**EXERCISE GOAL**: Every line that contains the word "Colony" should be copied.

**Raw records**:

··········

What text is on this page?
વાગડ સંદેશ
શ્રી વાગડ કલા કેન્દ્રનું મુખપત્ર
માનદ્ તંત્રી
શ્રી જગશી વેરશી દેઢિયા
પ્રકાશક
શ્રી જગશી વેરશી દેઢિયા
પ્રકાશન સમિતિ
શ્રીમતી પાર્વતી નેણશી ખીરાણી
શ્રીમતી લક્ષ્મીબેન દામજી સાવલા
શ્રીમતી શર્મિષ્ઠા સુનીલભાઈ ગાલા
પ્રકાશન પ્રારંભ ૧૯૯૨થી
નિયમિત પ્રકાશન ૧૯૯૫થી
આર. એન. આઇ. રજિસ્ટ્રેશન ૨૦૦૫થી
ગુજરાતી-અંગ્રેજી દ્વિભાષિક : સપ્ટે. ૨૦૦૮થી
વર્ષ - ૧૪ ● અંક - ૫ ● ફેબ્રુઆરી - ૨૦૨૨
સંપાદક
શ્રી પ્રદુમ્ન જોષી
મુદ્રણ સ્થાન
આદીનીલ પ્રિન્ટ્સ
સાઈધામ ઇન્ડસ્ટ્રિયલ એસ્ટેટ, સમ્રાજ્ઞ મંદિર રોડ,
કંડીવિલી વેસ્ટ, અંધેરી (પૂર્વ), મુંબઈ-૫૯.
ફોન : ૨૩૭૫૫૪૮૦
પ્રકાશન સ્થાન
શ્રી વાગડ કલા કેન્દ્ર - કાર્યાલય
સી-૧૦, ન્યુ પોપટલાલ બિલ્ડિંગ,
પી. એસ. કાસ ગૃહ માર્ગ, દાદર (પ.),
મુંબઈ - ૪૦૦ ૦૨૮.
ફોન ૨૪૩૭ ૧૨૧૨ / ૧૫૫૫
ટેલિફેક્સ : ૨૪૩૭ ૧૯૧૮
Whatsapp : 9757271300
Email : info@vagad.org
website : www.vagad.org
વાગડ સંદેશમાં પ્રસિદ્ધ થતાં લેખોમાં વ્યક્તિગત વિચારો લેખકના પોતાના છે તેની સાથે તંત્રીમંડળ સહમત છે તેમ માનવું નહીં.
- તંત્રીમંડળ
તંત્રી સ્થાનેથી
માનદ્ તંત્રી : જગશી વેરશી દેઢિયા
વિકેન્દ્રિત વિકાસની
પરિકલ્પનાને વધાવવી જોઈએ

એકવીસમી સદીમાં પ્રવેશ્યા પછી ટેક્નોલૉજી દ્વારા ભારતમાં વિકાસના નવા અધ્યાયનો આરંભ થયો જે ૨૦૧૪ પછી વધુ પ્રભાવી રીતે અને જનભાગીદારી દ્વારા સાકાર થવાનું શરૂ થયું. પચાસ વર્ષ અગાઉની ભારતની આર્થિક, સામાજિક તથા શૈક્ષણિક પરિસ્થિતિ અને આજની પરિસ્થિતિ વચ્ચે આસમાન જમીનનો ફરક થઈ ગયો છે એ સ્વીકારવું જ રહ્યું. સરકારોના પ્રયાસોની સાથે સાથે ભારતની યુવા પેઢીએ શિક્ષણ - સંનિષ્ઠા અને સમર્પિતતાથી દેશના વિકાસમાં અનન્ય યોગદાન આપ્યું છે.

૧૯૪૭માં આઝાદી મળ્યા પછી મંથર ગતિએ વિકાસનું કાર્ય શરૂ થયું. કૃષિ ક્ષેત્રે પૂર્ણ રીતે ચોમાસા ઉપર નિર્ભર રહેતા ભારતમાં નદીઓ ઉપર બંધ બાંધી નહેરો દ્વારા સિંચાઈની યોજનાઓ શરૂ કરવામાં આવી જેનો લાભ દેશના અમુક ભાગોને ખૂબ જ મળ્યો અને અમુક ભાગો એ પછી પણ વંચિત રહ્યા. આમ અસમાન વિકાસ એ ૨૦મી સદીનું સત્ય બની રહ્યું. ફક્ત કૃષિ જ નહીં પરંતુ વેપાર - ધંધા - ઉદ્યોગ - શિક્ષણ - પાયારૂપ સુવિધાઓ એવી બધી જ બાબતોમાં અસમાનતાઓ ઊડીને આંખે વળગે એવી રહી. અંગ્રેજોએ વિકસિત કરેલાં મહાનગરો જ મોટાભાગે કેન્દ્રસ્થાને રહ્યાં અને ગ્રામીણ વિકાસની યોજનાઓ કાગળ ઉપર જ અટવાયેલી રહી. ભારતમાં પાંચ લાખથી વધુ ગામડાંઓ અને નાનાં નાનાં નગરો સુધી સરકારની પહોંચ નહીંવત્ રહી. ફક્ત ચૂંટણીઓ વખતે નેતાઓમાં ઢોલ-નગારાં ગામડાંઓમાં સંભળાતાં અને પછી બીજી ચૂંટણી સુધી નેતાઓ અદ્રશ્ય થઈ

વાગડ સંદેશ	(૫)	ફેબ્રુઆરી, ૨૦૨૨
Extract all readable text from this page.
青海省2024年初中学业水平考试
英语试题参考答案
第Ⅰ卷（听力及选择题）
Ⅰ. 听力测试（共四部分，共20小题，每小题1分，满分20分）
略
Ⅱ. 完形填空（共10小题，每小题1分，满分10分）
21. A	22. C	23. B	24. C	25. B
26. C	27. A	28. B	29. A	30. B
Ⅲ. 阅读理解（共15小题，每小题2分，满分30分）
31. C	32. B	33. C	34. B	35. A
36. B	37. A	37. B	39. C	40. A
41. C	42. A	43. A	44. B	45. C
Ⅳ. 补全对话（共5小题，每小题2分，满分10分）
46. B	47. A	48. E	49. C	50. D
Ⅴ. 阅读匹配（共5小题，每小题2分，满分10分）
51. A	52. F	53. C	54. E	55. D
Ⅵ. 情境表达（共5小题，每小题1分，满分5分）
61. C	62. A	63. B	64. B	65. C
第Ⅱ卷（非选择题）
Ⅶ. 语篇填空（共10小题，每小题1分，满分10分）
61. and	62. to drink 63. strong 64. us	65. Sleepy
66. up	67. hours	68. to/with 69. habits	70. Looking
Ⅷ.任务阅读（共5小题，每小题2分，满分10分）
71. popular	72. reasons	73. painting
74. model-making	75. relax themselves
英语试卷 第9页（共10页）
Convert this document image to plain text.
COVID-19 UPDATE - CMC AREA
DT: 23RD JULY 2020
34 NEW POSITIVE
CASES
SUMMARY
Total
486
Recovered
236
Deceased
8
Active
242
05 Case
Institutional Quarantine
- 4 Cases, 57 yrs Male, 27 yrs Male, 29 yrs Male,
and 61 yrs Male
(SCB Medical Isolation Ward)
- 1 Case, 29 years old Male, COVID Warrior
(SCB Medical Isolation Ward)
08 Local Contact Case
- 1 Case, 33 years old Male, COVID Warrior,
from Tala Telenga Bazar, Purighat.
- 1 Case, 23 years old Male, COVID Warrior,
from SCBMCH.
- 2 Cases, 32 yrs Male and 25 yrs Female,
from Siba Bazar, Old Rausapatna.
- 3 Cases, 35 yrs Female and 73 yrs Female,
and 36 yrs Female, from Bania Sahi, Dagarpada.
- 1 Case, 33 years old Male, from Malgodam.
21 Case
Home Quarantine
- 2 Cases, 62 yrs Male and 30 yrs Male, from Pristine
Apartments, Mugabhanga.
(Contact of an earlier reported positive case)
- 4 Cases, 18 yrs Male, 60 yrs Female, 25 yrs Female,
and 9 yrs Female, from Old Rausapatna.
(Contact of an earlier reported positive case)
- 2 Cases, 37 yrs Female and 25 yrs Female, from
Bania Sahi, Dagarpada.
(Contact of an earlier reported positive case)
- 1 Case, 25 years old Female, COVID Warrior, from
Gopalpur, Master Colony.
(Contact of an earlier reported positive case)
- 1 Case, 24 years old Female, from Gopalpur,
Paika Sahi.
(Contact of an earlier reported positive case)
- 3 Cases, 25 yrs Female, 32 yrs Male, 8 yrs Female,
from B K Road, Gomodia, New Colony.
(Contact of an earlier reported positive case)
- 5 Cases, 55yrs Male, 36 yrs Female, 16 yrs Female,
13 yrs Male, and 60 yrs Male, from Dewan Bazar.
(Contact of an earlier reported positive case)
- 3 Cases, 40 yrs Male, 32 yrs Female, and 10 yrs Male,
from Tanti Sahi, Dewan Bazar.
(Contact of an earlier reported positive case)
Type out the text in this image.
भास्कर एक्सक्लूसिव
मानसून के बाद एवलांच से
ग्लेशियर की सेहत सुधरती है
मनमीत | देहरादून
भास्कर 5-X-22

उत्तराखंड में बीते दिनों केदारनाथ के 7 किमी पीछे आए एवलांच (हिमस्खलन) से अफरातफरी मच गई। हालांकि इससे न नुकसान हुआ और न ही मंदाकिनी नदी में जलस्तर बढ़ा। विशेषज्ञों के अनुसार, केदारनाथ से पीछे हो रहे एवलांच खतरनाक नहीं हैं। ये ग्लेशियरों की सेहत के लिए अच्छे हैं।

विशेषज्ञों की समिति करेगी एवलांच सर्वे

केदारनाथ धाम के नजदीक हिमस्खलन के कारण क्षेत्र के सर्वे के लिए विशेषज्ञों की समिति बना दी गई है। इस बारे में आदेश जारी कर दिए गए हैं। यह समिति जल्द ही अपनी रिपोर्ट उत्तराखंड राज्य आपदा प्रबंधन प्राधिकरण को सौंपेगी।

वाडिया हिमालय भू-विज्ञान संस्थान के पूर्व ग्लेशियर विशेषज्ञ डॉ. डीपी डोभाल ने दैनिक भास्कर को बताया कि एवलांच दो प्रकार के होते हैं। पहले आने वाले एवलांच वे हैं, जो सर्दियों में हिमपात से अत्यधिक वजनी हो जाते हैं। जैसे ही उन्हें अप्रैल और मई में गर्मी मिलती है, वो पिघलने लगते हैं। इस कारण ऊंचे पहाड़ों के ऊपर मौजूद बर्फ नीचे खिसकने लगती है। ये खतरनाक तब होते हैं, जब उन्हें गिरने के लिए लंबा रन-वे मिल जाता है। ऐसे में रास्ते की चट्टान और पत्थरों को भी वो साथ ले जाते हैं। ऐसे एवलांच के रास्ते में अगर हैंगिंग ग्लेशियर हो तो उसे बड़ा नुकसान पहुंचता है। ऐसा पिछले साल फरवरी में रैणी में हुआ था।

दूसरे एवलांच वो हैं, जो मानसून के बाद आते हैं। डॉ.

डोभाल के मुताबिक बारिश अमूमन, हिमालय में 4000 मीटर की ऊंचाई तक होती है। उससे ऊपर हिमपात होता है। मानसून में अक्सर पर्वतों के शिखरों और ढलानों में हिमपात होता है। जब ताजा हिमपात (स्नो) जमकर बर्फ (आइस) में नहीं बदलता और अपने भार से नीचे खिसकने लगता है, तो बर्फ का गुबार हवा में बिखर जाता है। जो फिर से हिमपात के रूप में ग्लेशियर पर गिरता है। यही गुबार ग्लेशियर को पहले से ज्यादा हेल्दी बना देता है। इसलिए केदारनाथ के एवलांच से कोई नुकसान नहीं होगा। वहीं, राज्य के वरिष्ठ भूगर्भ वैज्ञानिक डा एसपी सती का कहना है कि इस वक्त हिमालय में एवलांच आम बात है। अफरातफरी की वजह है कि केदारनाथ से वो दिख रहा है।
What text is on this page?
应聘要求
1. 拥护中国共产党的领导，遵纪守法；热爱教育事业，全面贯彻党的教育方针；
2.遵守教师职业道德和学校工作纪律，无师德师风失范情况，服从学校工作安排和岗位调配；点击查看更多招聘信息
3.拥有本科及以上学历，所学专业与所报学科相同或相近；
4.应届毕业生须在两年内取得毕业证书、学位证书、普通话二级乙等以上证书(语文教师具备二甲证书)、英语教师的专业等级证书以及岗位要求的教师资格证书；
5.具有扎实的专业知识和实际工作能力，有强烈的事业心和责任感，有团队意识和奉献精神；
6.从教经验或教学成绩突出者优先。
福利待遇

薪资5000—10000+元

··········

**TASK ANSWER**:
Gopalpur, Master Colony.
from B K Road, Gomodia, New Colony.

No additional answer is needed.